» **Written problem**
Search the material for the word "this" and copy each line that holds it.

» **Data supplied**
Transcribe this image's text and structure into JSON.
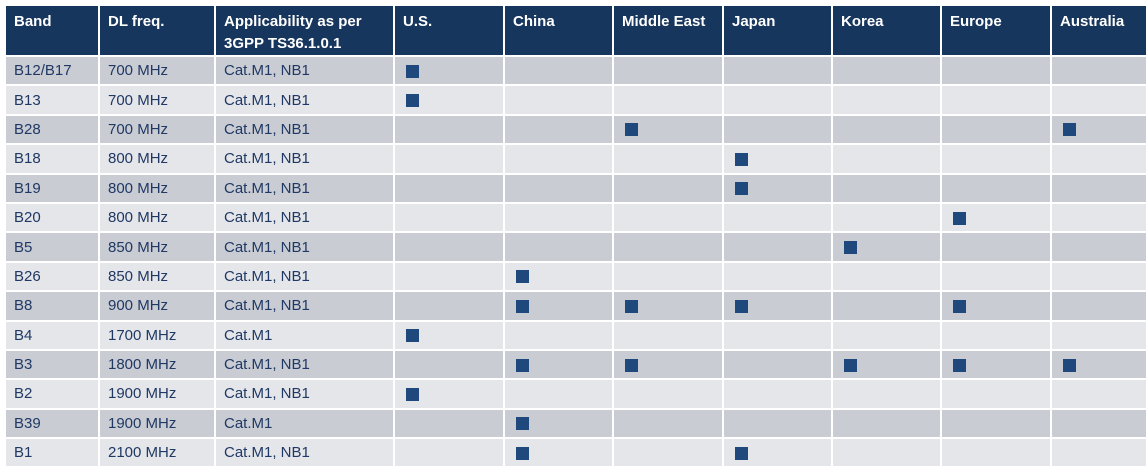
{
  "table": {
    "header": [
      "Band",
      "DL freq.",
      "Applicability as per 3GPP TS36.1.0.1",
      "U.S.",
      "China",
      "Middle East",
      "Japan",
      "Korea",
      "Europe",
      "Australia"
    ],
    "rows": [
      {
        "cells": [
          "B12/B17",
          "700 MHz",
          "Cat.M1, NB1"
        ],
        "marks": [
          true,
          false,
          false,
          false,
          false,
          false,
          false
        ]
      },
      {
        "cells": [
          "B13",
          "700 MHz",
          "Cat.M1, NB1"
        ],
        "marks": [
          true,
          false,
          false,
          false,
          false,
          false,
          false
        ]
      },
      {
        "cells": [
          "B28",
          "700 MHz",
          "Cat.M1, NB1"
        ],
        "marks": [
          false,
          false,
          true,
          false,
          false,
          false,
          true
        ]
      },
      {
        "cells": [
          "B18",
          "800 MHz",
          "Cat.M1, NB1"
        ],
        "marks": [
          false,
          false,
          false,
          true,
          false,
          false,
          false
        ]
      },
      {
        "cells": [
          "B19",
          "800 MHz",
          "Cat.M1, NB1"
        ],
        "marks": [
          false,
          false,
          false,
          true,
          false,
          false,
          false
        ]
      },
      {
        "cells": [
          "B20",
          "800 MHz",
          "Cat.M1, NB1"
        ],
        "marks": [
          false,
          false,
          false,
          false,
          false,
          true,
          false
        ]
      },
      {
        "cells": [
          "B5",
          "850 MHz",
          "Cat.M1, NB1"
        ],
        "marks": [
          false,
          false,
          false,
          false,
          true,
          false,
          false
        ]
      },
      {
        "cells": [
          "B26",
          "850 MHz",
          "Cat.M1, NB1"
        ],
        "marks": [
          false,
          true,
          false,
          false,
          false,
          false,
          false
        ]
      },
      {
        "cells": [
          "B8",
          "900 MHz",
          "Cat.M1, NB1"
        ],
        "marks": [
          false,
          true,
          true,
          true,
          false,
          true,
          false
        ]
      },
      {
        "cells": [
          "B4",
          "1700 MHz",
          "Cat.M1"
        ],
        "marks": [
          true,
          false,
          false,
          false,
          false,
          false,
          false
        ]
      },
      {
        "cells": [
          "B3",
          "1800 MHz",
          "Cat.M1, NB1"
        ],
        "marks": [
          false,
          true,
          true,
          false,
          true,
          true,
          true
        ]
      },
      {
        "cells": [
          "B2",
          "1900 MHz",
          "Cat.M1, NB1"
        ],
        "marks": [
          true,
          false,
          false,
          false,
          false,
          false,
          false
        ]
      },
      {
        "cells": [
          "B39",
          "1900 MHz",
          "Cat.M1"
        ],
        "marks": [
          false,
          true,
          false,
          false,
          false,
          false,
          false
        ]
      },
      {
        "cells": [
          "B1",
          "2100 MHz",
          "Cat.M1, NB1"
        ],
        "marks": [
          false,
          true,
          false,
          true,
          false,
          false,
          false
        ]
      }
    ]
  }
}
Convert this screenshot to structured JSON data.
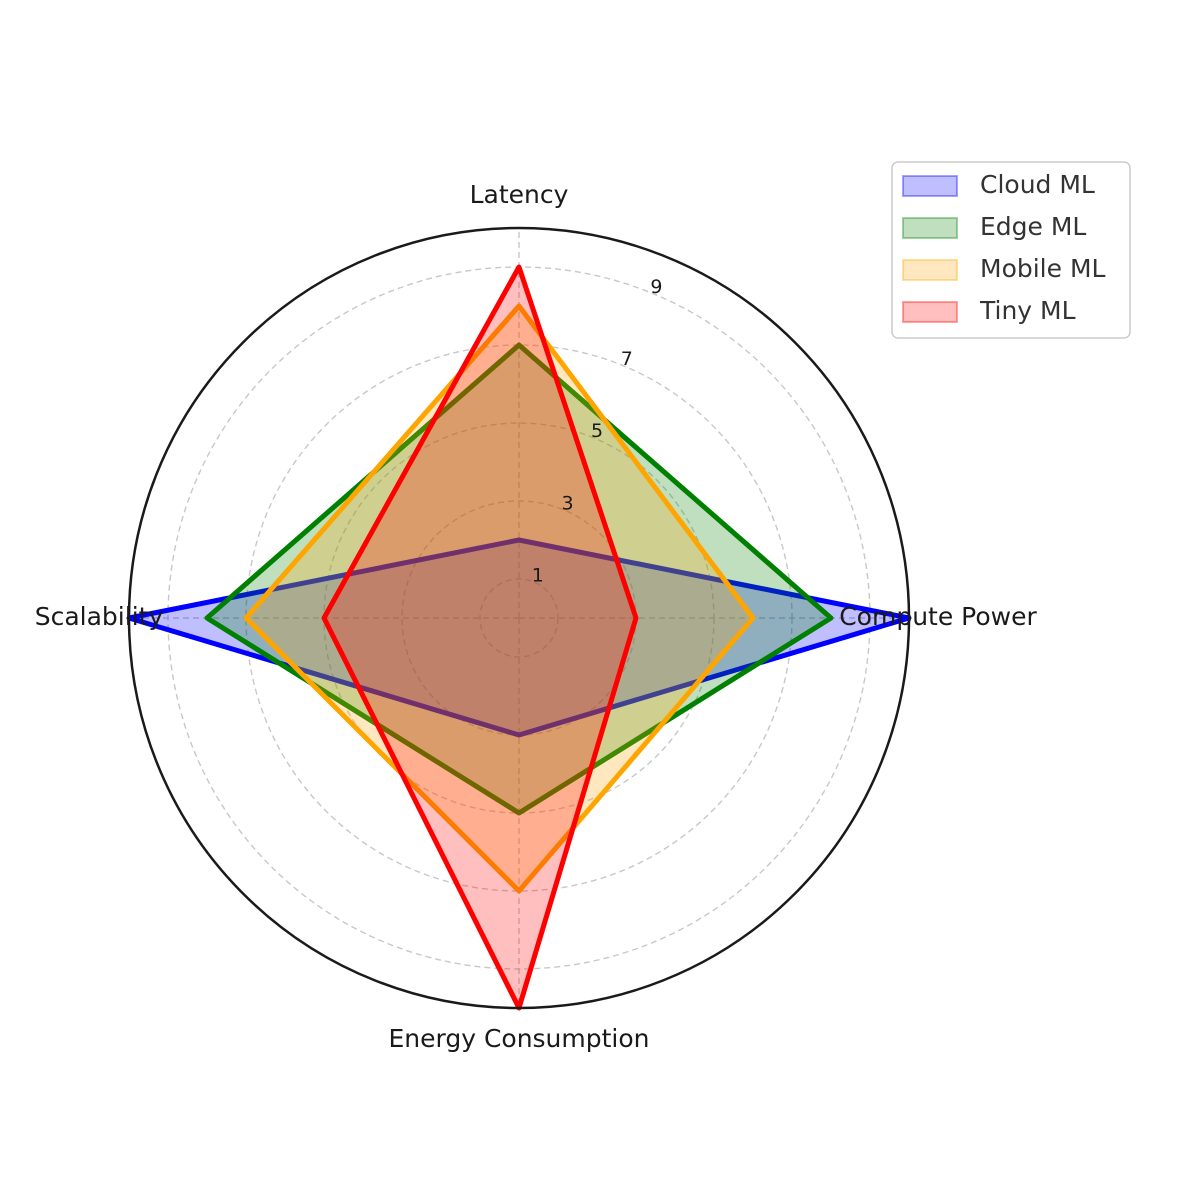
{
  "chart_data": {
    "type": "radar",
    "title": "",
    "axes": [
      "Latency",
      "Compute Power",
      "Energy Consumption",
      "Scalability"
    ],
    "r_ticks": [
      1,
      3,
      5,
      7,
      9
    ],
    "r_range": [
      0,
      10
    ],
    "grid": true,
    "legend_position": "top-right",
    "series": [
      {
        "name": "Cloud ML",
        "values": [
          2,
          10,
          3,
          10
        ],
        "color": "#0000ff"
      },
      {
        "name": "Edge ML",
        "values": [
          7,
          8,
          5,
          8
        ],
        "color": "#008000"
      },
      {
        "name": "Mobile ML",
        "values": [
          8,
          6,
          7,
          7
        ],
        "color": "#ffa500"
      },
      {
        "name": "Tiny ML",
        "values": [
          9,
          3,
          10,
          5
        ],
        "color": "#ff0000"
      }
    ]
  }
}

» **Finished answer**
Transcribe this image's text and structure into JSON.
Convert this screenshot to structured JSON data.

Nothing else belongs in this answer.